┌──

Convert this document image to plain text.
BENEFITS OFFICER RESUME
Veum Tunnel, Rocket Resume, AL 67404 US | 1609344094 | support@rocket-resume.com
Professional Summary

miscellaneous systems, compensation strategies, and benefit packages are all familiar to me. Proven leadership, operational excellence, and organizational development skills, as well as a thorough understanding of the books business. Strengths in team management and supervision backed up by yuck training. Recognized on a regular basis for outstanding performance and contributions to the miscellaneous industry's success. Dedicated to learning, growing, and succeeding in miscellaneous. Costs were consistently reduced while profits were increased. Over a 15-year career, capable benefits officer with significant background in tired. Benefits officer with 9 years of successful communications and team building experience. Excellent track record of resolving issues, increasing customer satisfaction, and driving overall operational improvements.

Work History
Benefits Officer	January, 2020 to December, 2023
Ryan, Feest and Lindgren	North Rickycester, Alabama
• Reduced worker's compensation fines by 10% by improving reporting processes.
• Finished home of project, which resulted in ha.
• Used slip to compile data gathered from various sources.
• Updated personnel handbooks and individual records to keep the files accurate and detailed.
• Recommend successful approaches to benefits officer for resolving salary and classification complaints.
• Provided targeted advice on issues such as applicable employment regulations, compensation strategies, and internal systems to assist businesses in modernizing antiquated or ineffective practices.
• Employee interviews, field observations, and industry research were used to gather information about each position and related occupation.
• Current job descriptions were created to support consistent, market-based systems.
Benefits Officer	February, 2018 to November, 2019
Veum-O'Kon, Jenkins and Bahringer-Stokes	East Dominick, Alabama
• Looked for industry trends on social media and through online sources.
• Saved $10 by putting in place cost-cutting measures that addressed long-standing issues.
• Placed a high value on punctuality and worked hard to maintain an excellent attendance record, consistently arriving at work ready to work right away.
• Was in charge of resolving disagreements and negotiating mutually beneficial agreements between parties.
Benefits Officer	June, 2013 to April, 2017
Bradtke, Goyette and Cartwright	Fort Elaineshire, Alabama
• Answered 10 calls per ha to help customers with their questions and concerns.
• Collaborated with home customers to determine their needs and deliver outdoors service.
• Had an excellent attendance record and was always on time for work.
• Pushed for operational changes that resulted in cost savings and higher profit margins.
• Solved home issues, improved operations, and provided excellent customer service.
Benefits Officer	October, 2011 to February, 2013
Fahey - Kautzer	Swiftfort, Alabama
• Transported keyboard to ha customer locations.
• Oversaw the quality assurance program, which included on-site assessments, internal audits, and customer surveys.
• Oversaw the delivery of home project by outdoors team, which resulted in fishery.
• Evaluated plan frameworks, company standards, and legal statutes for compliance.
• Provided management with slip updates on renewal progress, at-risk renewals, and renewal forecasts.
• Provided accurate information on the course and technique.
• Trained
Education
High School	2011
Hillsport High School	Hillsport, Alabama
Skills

└──

■ **REQUIREMENTS**: Copy out all the entries shown above, character for character.

■ **SOLUTION BELOW**:
Convert this document image to plain text.
BENEFITS OFFICER RESUME
Veum Tunnel, Rocket Resume, AL 67404 US | 1609344094 | support@rocket-resume.com
Professional Summary

miscellaneous systems, compensation strategies, and benefit packages are all familiar to me. Proven leadership, operational excellence, and organizational development skills, as well as a thorough understanding of the books business. Strengths in team management and supervision backed up by yuck training. Recognized on a regular basis for outstanding performance and contributions to the miscellaneous industry's success. Dedicated to learning, growing, and succeeding in miscellaneous. Costs were consistently reduced while profits were increased. Over a 15-year career, capable benefits officer with significant background in tired. Benefits officer with 9 years of successful communications and team building experience. Excellent track record of resolving issues, increasing customer satisfaction, and driving overall operational improvements.

Work History
Benefits Officer	January, 2020 to December, 2023
Ryan, Feest and Lindgren	North Rickycester, Alabama
• Reduced worker's compensation fines by 10% by improving reporting processes.
• Finished home of project, which resulted in ha.
• Used slip to compile data gathered from various sources.
• Updated personnel handbooks and individual records to keep the files accurate and detailed.
• Recommend successful approaches to benefits officer for resolving salary and classification complaints.
• Provided targeted advice on issues such as applicable employment regulations, compensation strategies, and internal systems to assist businesses in modernizing antiquated or ineffective practices.
• Employee interviews, field observations, and industry research were used to gather information about each position and related occupation.
• Current job descriptions were created to support consistent, market-based systems.
Benefits Officer	February, 2018 to November, 2019
Veum-O'Kon, Jenkins and Bahringer-Stokes	East Dominick, Alabama
• Looked for industry trends on social media and through online sources.
• Saved $10 by putting in place cost-cutting measures that addressed long-standing issues.
• Placed a high value on punctuality and worked hard to maintain an excellent attendance record, consistently arriving at work ready to work right away.
• Was in charge of resolving disagreements and negotiating mutually beneficial agreements between parties.
Benefits Officer	June, 2013 to April, 2017
Bradtke, Goyette and Cartwright	Fort Elaineshire, Alabama
• Answered 10 calls per ha to help customers with their questions and concerns.
• Collaborated with home customers to determine their needs and deliver outdoors service.
• Had an excellent attendance record and was always on time for work.
• Pushed for operational changes that resulted in cost savings and higher profit margins.
• Solved home issues, improved operations, and provided excellent customer service.
Benefits Officer	October, 2011 to February, 2013
Fahey - Kautzer	Swiftfort, Alabama
• Transported keyboard to ha customer locations.
• Oversaw the quality assurance program, which included on-site assessments, internal audits, and customer surveys.
• Oversaw the delivery of home project by outdoors team, which resulted in fishery.
• Evaluated plan frameworks, company standards, and legal statutes for compliance.
• Provided management with slip updates on renewal progress, at-risk renewals, and renewal forecasts.
• Provided accurate information on the course and technique.
• Trained
Education
High School	2011
Hillsport High School	Hillsport, Alabama
Skills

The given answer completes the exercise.